REQUIREMENT
Go through the listing and return every line with "Score" in it.

DATA FOR PROCESSING
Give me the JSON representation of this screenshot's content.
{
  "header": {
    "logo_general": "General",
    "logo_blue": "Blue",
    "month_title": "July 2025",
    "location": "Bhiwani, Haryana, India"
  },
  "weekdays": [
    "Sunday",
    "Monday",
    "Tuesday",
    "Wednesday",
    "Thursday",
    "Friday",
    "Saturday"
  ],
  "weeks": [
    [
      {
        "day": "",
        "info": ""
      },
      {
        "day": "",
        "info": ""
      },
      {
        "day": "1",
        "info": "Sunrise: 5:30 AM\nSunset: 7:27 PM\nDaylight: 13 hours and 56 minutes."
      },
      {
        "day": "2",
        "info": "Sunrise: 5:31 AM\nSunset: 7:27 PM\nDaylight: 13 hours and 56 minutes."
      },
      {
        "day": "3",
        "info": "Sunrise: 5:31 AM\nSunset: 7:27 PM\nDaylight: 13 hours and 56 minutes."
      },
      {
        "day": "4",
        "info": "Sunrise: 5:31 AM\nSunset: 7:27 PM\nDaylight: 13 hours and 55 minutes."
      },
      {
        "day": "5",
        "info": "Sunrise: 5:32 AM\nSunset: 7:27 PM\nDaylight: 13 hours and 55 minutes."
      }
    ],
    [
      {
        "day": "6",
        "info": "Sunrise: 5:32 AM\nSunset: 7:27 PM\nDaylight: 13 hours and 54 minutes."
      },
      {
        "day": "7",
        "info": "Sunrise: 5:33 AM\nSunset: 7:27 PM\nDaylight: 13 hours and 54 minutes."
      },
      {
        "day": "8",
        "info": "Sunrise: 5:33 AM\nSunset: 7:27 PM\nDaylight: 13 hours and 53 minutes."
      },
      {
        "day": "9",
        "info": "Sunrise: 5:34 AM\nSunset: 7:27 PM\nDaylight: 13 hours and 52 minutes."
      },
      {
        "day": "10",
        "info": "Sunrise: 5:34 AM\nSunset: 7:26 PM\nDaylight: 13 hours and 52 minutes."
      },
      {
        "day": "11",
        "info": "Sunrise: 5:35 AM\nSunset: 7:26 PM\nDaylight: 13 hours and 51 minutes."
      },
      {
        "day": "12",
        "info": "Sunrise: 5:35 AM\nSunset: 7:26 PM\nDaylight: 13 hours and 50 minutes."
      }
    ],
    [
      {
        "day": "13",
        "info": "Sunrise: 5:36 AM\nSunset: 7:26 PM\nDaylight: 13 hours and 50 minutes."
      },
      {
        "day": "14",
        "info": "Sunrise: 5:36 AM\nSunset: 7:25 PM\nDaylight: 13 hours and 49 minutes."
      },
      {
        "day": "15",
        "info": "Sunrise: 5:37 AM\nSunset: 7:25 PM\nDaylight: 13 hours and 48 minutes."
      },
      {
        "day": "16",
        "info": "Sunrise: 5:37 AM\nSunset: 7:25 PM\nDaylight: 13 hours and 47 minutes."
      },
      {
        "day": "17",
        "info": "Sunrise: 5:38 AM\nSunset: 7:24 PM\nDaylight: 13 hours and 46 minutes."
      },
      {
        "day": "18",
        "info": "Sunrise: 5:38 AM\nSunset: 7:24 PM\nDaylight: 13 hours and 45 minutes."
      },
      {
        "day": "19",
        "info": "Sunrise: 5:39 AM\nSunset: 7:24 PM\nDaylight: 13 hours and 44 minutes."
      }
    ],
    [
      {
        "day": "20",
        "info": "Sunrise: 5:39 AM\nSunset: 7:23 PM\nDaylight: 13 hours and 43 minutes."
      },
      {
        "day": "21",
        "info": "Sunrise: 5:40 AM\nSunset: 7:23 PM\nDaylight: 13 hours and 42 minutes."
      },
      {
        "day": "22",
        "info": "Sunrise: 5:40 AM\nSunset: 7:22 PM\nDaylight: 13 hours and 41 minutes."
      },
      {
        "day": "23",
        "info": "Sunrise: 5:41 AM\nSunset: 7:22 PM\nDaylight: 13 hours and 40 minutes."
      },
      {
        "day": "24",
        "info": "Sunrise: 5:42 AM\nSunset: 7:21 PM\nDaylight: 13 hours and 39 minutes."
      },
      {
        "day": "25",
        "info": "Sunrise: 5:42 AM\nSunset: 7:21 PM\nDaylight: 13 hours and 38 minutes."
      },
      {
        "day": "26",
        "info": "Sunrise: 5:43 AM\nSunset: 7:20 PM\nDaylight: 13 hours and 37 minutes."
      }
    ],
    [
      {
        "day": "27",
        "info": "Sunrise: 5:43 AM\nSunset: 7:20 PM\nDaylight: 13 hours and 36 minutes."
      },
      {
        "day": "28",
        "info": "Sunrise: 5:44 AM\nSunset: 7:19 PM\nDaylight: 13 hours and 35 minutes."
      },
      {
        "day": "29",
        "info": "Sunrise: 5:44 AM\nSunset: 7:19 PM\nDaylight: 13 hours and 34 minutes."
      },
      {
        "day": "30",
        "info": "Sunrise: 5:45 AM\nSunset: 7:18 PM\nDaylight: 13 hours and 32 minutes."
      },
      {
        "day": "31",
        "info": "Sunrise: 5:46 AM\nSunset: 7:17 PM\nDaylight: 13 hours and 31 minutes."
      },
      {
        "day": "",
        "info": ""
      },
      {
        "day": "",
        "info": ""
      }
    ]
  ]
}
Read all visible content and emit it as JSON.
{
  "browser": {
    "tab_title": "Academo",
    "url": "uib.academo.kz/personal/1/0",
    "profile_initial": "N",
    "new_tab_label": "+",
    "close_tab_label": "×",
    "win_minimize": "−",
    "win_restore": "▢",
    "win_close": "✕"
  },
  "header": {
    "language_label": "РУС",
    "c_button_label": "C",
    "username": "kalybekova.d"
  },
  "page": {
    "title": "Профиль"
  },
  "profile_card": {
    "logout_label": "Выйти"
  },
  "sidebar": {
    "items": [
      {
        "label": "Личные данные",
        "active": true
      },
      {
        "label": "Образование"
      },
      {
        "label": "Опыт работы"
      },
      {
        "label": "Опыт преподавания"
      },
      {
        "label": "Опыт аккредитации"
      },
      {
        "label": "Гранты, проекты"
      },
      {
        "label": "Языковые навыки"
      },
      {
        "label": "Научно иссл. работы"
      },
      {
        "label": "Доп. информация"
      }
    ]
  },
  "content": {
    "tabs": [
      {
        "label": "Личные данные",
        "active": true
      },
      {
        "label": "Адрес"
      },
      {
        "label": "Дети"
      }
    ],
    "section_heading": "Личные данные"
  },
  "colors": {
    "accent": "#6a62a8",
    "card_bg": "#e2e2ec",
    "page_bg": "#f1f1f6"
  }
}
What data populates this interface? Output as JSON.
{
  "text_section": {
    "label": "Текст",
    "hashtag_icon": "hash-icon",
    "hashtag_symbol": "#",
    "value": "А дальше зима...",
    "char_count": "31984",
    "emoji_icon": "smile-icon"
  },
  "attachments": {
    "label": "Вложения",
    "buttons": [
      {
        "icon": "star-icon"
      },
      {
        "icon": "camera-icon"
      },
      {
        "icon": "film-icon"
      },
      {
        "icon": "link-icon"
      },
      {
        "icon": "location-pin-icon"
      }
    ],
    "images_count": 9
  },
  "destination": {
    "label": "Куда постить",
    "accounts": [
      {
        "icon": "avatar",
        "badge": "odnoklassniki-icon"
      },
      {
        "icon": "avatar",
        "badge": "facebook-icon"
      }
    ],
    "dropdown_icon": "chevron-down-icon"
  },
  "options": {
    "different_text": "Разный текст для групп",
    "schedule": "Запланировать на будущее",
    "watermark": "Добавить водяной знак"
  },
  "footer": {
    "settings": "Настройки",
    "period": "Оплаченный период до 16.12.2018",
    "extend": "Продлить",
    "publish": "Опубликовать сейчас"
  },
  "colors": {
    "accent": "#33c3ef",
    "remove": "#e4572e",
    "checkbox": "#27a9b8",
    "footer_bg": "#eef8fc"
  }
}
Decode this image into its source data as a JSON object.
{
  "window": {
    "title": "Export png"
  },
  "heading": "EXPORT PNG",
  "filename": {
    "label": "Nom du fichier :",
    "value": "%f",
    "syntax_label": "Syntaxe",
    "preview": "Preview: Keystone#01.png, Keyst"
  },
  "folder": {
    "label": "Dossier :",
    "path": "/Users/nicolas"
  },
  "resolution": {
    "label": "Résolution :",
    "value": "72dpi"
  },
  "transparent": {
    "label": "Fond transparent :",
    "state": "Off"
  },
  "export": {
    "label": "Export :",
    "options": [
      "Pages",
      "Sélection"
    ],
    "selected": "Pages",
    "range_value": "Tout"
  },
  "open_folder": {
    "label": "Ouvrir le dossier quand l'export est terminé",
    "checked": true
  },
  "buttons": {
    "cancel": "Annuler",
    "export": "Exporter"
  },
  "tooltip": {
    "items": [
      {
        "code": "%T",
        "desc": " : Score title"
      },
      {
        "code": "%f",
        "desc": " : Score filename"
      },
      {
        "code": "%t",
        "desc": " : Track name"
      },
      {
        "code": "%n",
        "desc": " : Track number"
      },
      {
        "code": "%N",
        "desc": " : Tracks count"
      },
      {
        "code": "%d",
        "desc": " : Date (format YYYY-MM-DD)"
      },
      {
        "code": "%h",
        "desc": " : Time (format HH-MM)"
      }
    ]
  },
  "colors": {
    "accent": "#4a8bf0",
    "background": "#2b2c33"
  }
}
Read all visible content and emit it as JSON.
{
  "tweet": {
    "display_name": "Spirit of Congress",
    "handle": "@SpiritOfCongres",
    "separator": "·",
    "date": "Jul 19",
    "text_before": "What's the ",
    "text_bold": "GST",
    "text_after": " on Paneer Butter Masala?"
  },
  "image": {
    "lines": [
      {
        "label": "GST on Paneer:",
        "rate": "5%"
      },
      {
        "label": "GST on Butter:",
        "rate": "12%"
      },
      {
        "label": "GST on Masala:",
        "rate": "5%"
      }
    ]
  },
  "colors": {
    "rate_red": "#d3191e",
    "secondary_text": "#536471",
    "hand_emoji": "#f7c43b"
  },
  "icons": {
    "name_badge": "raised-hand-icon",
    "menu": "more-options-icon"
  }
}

RESULT OF THE TASK
        "desc": " : Score title"
        "desc": " : Score filename"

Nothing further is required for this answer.